___ DATASET ENTRIES

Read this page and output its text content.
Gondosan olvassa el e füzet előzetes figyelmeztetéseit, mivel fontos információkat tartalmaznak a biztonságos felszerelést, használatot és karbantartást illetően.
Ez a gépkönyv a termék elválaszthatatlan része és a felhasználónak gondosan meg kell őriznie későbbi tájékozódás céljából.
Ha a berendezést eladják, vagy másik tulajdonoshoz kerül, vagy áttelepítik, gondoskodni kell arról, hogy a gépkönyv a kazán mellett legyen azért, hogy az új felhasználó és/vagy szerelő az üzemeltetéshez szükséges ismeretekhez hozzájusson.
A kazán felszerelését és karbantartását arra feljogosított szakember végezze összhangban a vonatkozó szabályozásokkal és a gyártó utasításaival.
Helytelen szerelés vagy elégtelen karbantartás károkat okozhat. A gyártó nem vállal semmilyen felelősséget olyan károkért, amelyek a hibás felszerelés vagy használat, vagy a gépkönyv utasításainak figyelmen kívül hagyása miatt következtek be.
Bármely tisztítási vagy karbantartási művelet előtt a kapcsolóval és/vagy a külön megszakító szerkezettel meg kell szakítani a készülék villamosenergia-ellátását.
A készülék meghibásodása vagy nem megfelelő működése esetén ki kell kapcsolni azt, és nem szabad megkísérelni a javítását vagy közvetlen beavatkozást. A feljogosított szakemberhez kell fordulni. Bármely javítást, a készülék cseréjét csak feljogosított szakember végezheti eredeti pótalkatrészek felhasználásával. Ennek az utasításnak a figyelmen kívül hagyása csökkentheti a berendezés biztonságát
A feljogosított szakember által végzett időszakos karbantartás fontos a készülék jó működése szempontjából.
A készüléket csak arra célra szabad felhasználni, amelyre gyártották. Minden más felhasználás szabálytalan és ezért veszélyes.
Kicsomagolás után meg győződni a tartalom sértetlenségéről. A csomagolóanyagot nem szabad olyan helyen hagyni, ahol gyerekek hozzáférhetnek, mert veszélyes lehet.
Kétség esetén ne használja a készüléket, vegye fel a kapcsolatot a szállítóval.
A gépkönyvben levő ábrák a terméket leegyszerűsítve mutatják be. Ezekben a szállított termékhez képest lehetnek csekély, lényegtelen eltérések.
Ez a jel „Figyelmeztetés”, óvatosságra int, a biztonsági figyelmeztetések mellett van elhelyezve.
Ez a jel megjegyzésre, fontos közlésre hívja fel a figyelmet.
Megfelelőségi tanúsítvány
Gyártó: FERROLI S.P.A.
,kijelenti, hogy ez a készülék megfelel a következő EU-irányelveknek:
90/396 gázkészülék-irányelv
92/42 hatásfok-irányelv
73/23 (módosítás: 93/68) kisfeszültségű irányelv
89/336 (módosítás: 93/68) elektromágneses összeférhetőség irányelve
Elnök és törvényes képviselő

______

REQUIRED TASK
Return every record, word for word.

RESULT BELOW
Read this page and output its text content.
Gondosan olvassa el e füzet előzetes figyelmeztetéseit, mivel fontos információkat tartalmaznak a biztonságos felszerelést, használatot és karbantartást illetően.
Ez a gépkönyv a termék elválaszthatatlan része és a felhasználónak gondosan meg kell őriznie későbbi tájékozódás céljából.
Ha a berendezést eladják, vagy másik tulajdonoshoz kerül, vagy áttelepítik, gondoskodni kell arról, hogy a gépkönyv a kazán mellett legyen azért, hogy az új felhasználó és/vagy szerelő az üzemeltetéshez szükséges ismeretekhez hozzájusson.
A kazán felszerelését és karbantartását arra feljogosított szakember végezze összhangban a vonatkozó szabályozásokkal és a gyártó utasításaival.
Helytelen szerelés vagy elégtelen karbantartás károkat okozhat. A gyártó nem vállal semmilyen felelősséget olyan károkért, amelyek a hibás felszerelés vagy használat, vagy a gépkönyv utasításainak figyelmen kívül hagyása miatt következtek be.
Bármely tisztítási vagy karbantartási művelet előtt a kapcsolóval és/vagy a külön megszakító szerkezettel meg kell szakítani a készülék villamosenergia-ellátását.
A készülék meghibásodása vagy nem megfelelő működése esetén ki kell kapcsolni azt, és nem szabad megkísérelni a javítását vagy közvetlen beavatkozást. A feljogosított szakemberhez kell fordulni. Bármely javítást, a készülék cseréjét csak feljogosított szakember végezheti eredeti pótalkatrészek felhasználásával. Ennek az utasításnak a figyelmen kívül hagyása csökkentheti a berendezés biztonságát
A feljogosított szakember által végzett időszakos karbantartás fontos a készülék jó működése szempontjából.
A készüléket csak arra célra szabad felhasználni, amelyre gyártották. Minden más felhasználás szabálytalan és ezért veszélyes.
Kicsomagolás után meg győződni a tartalom sértetlenségéről. A csomagolóanyagot nem szabad olyan helyen hagyni, ahol gyerekek hozzáférhetnek, mert veszélyes lehet.
Kétség esetén ne használja a készüléket, vegye fel a kapcsolatot a szállítóval.
A gépkönyvben levő ábrák a terméket leegyszerűsítve mutatják be. Ezekben a szállított termékhez képest lehetnek csekély, lényegtelen eltérések.
Ez a jel „Figyelmeztetés”, óvatosságra int, a biztonsági figyelmeztetések mellett van elhelyezve.
Ez a jel megjegyzésre, fontos közlésre hívja fel a figyelmet.
Megfelelőségi tanúsítvány
Gyártó: FERROLI S.P.A.
,kijelenti, hogy ez a készülék megfelel a következő EU-irányelveknek:
90/396 gázkészülék-irányelv
92/42 hatásfok-irányelv
73/23 (módosítás: 93/68) kisfeszültségű irányelv
89/336 (módosítás: 93/68) elektromágneses összeférhetőség irányelve
Elnök és törvényes képviselő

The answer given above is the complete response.